SET PROBLEM: Look through the entries below and count the lines with the word "кодекса" in them; give only the number.

SOURCE DATA:
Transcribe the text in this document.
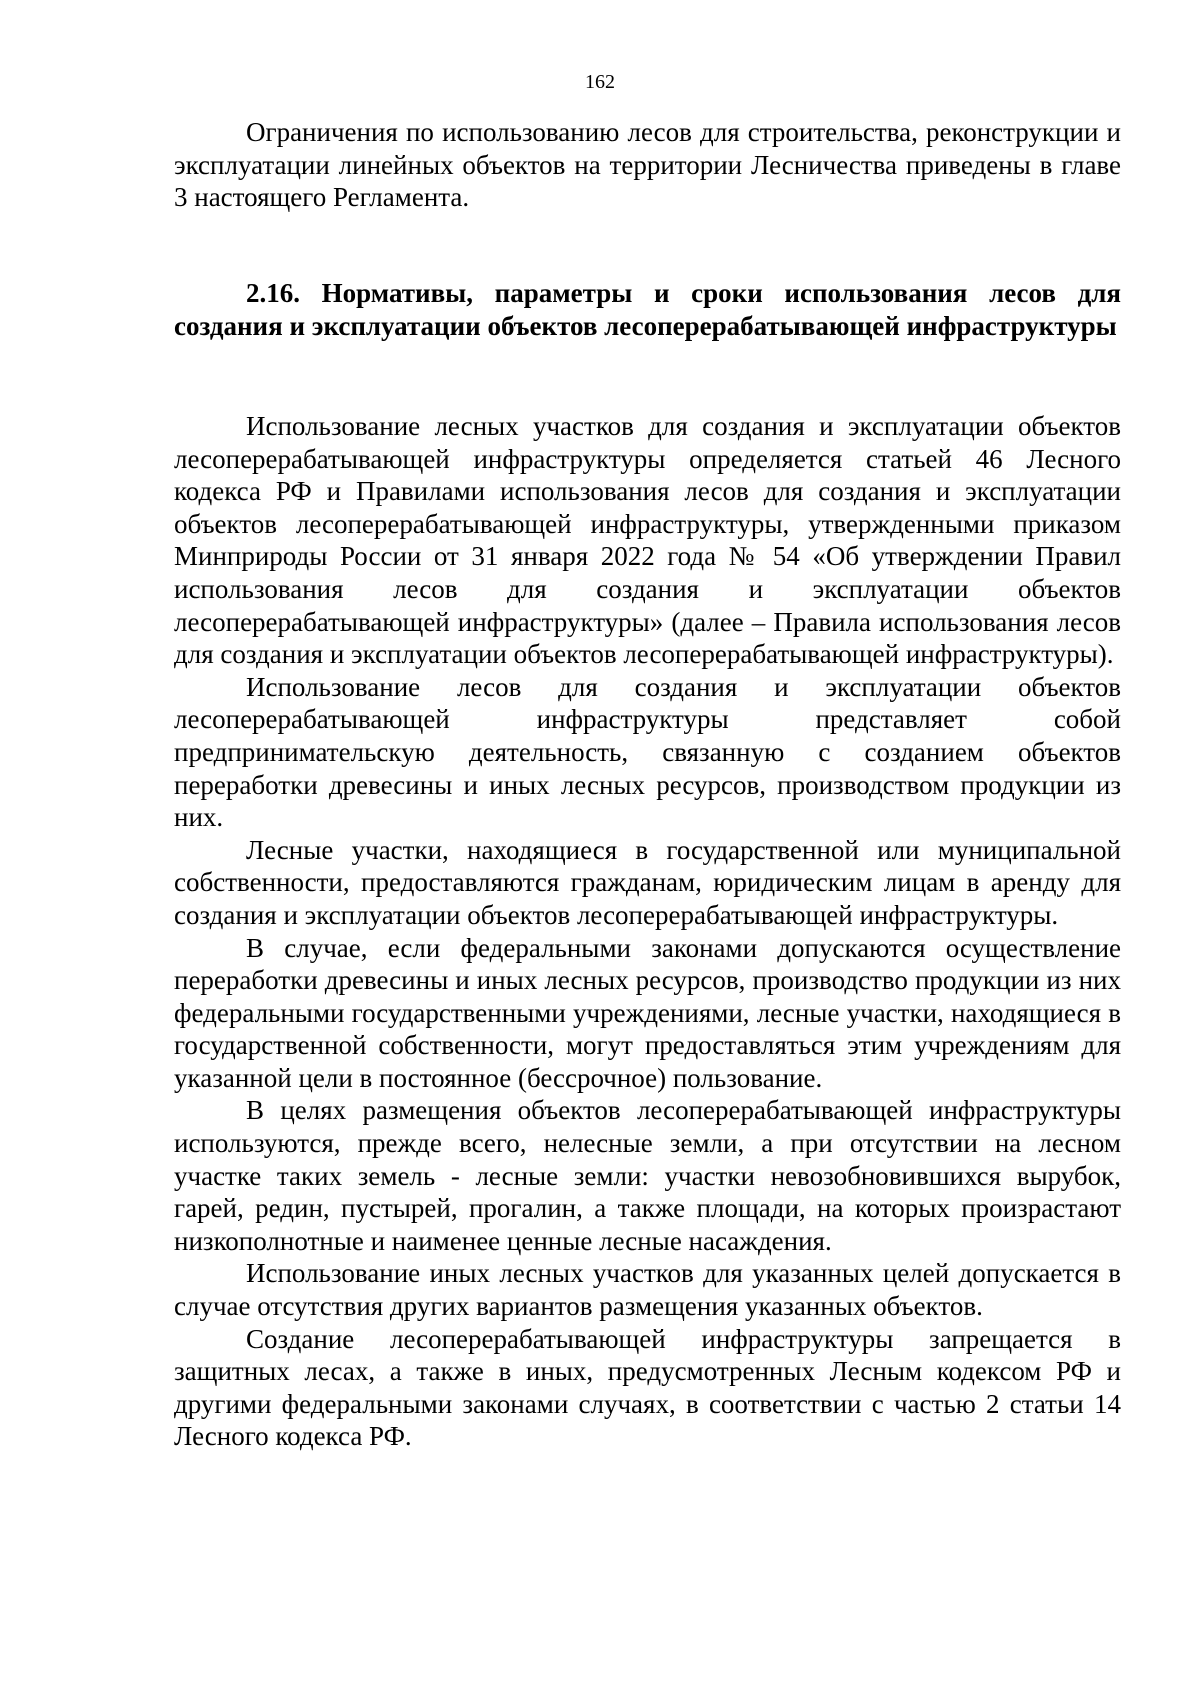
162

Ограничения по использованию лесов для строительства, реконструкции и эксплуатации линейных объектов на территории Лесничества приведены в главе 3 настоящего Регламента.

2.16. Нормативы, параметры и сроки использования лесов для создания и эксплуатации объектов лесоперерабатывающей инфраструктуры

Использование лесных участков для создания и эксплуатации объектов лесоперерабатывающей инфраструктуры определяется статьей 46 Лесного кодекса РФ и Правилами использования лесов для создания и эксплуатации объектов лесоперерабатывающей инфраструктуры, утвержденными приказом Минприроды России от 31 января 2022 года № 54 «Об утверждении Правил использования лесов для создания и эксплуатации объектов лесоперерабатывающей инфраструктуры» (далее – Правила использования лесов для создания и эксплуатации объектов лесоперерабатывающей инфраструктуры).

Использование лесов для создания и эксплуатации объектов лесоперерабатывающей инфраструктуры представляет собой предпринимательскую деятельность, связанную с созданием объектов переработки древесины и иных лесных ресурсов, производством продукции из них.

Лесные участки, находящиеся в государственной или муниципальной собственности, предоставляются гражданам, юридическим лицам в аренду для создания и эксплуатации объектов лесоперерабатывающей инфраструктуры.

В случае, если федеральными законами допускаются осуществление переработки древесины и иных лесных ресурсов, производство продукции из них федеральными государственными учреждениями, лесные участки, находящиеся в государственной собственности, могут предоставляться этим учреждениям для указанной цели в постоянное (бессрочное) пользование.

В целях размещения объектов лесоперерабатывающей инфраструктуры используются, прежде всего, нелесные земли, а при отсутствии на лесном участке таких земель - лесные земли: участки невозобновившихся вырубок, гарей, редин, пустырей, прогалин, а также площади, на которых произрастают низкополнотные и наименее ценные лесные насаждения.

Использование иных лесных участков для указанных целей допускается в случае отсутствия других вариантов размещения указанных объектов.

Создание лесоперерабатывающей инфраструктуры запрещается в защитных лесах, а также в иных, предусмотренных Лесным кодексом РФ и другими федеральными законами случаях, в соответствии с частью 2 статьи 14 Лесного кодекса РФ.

THE COMPLETED TASK: 2